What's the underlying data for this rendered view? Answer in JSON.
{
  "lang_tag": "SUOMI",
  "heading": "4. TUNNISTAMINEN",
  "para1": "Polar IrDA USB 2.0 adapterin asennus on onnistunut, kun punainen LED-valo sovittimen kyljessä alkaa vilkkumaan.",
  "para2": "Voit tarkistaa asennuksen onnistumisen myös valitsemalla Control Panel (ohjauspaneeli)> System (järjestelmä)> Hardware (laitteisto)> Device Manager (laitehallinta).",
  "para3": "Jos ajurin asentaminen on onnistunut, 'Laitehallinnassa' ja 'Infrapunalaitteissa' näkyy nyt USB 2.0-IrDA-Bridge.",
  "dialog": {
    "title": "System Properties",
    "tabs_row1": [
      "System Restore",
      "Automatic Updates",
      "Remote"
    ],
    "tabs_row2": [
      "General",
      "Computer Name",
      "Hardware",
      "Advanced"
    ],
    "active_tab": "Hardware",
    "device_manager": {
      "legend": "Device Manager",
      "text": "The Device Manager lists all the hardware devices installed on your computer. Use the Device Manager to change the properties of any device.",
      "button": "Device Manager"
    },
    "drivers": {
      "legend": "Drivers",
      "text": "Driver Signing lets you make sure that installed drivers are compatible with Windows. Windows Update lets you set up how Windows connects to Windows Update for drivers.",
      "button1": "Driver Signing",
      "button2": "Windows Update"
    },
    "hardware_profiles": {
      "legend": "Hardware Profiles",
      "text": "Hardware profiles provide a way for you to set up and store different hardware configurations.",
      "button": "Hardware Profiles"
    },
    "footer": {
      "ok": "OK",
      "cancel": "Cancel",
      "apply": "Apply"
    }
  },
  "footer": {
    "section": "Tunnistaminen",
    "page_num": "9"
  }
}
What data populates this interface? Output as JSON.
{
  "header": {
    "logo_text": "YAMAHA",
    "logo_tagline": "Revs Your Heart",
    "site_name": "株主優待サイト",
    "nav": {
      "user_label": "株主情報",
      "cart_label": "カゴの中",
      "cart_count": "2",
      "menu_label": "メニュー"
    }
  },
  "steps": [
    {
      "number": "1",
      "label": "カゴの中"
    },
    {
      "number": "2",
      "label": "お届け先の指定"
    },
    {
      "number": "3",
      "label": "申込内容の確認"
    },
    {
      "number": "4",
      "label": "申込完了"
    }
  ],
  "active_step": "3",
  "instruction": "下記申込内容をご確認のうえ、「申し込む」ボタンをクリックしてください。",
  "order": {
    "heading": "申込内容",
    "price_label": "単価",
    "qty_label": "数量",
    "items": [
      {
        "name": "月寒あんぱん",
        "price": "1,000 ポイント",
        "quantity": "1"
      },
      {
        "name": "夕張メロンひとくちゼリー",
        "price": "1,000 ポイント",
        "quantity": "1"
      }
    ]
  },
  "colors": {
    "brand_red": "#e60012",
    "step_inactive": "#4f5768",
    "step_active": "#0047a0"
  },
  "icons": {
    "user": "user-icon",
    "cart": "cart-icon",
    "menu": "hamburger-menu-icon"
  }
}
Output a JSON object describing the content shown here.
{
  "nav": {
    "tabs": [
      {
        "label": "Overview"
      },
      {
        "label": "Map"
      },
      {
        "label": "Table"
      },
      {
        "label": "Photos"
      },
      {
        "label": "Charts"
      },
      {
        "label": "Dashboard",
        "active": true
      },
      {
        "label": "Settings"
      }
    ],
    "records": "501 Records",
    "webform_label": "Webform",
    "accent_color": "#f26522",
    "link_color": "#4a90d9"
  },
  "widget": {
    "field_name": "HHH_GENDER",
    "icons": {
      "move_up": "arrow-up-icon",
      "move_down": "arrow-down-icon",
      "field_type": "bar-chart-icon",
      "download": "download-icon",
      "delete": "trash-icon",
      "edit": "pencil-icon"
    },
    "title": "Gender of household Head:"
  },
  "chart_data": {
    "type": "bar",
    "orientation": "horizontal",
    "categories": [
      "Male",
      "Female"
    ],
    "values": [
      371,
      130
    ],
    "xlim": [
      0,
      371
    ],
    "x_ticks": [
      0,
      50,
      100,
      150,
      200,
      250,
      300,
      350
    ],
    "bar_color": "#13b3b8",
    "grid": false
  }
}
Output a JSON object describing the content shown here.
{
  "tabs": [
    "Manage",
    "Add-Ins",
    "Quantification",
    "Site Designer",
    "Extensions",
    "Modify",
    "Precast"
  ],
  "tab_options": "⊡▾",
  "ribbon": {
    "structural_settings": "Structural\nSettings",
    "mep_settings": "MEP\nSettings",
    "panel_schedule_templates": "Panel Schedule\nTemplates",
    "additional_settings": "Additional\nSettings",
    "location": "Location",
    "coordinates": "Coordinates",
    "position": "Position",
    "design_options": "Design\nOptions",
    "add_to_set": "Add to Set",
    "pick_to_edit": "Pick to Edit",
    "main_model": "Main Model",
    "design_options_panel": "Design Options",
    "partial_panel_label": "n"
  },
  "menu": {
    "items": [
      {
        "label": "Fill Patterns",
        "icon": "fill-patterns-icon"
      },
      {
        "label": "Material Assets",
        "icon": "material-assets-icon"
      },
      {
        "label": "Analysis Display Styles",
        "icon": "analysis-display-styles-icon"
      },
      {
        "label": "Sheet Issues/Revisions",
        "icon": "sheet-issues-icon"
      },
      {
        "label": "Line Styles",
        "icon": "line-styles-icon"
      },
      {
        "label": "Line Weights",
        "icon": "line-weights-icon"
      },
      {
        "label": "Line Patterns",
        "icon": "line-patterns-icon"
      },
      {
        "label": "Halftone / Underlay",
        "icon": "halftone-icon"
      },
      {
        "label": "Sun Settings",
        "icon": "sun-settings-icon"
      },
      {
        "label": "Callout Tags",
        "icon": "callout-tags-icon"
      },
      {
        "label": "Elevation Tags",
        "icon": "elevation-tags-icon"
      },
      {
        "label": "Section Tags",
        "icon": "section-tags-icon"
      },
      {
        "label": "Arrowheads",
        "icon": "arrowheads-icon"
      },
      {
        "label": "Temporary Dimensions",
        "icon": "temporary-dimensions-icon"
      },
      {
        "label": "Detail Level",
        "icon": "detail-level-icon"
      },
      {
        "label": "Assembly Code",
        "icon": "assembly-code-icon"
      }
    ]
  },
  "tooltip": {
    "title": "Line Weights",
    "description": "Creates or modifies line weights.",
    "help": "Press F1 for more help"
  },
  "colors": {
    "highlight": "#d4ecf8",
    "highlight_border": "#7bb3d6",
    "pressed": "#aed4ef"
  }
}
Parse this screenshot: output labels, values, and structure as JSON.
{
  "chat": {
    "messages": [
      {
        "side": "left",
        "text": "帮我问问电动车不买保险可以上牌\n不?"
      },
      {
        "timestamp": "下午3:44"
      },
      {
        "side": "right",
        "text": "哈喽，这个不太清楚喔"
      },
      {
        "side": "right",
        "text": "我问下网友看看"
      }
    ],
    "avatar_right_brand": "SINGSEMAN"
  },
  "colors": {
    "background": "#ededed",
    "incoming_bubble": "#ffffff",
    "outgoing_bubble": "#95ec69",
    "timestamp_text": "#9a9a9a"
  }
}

______

Requirements:
Find how many lines of the listing include the string "Signing" and give that number, nothing else.

Finished answer:
2